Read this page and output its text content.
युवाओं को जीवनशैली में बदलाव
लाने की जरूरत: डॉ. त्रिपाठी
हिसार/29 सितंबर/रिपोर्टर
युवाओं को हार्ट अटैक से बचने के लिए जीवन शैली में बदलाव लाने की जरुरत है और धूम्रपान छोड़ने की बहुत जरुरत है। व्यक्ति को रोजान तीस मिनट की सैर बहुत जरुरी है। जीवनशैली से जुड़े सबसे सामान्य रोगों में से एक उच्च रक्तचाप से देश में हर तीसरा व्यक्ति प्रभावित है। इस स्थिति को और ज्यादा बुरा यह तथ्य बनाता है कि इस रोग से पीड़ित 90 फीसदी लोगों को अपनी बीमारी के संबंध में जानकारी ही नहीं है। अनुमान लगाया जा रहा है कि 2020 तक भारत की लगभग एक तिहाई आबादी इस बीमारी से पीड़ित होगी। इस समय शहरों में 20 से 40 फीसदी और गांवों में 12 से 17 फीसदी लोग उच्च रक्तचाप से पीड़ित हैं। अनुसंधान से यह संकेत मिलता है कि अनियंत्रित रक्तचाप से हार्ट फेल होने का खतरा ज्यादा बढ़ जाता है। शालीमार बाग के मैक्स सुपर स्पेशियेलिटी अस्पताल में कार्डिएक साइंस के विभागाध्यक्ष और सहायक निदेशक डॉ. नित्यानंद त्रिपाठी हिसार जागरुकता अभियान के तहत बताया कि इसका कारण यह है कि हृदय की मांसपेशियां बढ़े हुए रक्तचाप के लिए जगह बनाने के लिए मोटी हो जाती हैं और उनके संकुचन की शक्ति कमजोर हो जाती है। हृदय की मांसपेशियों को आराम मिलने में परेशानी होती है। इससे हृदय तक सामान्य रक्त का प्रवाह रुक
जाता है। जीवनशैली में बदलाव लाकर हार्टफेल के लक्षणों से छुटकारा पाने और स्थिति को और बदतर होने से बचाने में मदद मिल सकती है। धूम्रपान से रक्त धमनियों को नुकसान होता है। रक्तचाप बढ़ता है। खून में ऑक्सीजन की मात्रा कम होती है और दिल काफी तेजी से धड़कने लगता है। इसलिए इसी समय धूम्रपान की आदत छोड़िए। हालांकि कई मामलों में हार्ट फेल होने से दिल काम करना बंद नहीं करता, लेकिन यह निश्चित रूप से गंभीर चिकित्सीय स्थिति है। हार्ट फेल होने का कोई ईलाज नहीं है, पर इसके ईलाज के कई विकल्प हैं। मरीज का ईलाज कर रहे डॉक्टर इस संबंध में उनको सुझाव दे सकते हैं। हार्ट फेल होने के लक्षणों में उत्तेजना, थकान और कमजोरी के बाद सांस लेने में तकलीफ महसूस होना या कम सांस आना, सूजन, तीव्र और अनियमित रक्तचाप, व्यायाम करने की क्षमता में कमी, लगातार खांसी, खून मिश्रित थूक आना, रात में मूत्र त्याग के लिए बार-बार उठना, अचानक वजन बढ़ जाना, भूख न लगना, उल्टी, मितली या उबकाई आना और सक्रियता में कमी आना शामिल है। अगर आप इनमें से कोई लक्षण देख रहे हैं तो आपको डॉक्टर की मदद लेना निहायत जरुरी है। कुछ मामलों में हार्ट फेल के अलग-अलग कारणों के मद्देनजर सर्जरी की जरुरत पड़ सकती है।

Written instruction - Reproduce all of the records exactly.

Task answer -
Read this page and output its text content.
युवाओं को जीवनशैली में बदलाव
लाने की जरूरत: डॉ. त्रिपाठी
हिसार/29 सितंबर/रिपोर्टर
युवाओं को हार्ट अटैक से बचने के लिए जीवन शैली में बदलाव लाने की जरुरत है और धूम्रपान छोड़ने की बहुत जरुरत है। व्यक्ति को रोजान तीस मिनट की सैर बहुत जरुरी है। जीवनशैली से जुड़े सबसे सामान्य रोगों में से एक उच्च रक्तचाप से देश में हर तीसरा व्यक्ति प्रभावित है। इस स्थिति को और ज्यादा बुरा यह तथ्य बनाता है कि इस रोग से पीड़ित 90 फीसदी लोगों को अपनी बीमारी के संबंध में जानकारी ही नहीं है। अनुमान लगाया जा रहा है कि 2020 तक भारत की लगभग एक तिहाई आबादी इस बीमारी से पीड़ित होगी। इस समय शहरों में 20 से 40 फीसदी और गांवों में 12 से 17 फीसदी लोग उच्च रक्तचाप से पीड़ित हैं। अनुसंधान से यह संकेत मिलता है कि अनियंत्रित रक्तचाप से हार्ट फेल होने का खतरा ज्यादा बढ़ जाता है। शालीमार बाग के मैक्स सुपर स्पेशियेलिटी अस्पताल में कार्डिएक साइंस के विभागाध्यक्ष और सहायक निदेशक डॉ. नित्यानंद त्रिपाठी हिसार जागरुकता अभियान के तहत बताया कि इसका कारण यह है कि हृदय की मांसपेशियां बढ़े हुए रक्तचाप के लिए जगह बनाने के लिए मोटी हो जाती हैं और उनके संकुचन की शक्ति कमजोर हो जाती है। हृदय की मांसपेशियों को आराम मिलने में परेशानी होती है। इससे हृदय तक सामान्य रक्त का प्रवाह रुक
जाता है। जीवनशैली में बदलाव लाकर हार्टफेल के लक्षणों से छुटकारा पाने और स्थिति को और बदतर होने से बचाने में मदद मिल सकती है। धूम्रपान से रक्त धमनियों को नुकसान होता है। रक्तचाप बढ़ता है। खून में ऑक्सीजन की मात्रा कम होती है और दिल काफी तेजी से धड़कने लगता है। इसलिए इसी समय धूम्रपान की आदत छोड़िए। हालांकि कई मामलों में हार्ट फेल होने से दिल काम करना बंद नहीं करता, लेकिन यह निश्चित रूप से गंभीर चिकित्सीय स्थिति है। हार्ट फेल होने का कोई ईलाज नहीं है, पर इसके ईलाज के कई विकल्प हैं। मरीज का ईलाज कर रहे डॉक्टर इस संबंध में उनको सुझाव दे सकते हैं। हार्ट फेल होने के लक्षणों में उत्तेजना, थकान और कमजोरी के बाद सांस लेने में तकलीफ महसूस होना या कम सांस आना, सूजन, तीव्र और अनियमित रक्तचाप, व्यायाम करने की क्षमता में कमी, लगातार खांसी, खून मिश्रित थूक आना, रात में मूत्र त्याग के लिए बार-बार उठना, अचानक वजन बढ़ जाना, भूख न लगना, उल्टी, मितली या उबकाई आना और सक्रियता में कमी आना शामिल है। अगर आप इनमें से कोई लक्षण देख रहे हैं तो आपको डॉक्टर की मदद लेना निहायत जरुरी है। कुछ मामलों में हार्ट फेल के अलग-अलग कारणों के मद्देनजर सर्जरी की जरुरत पड़ सकती है।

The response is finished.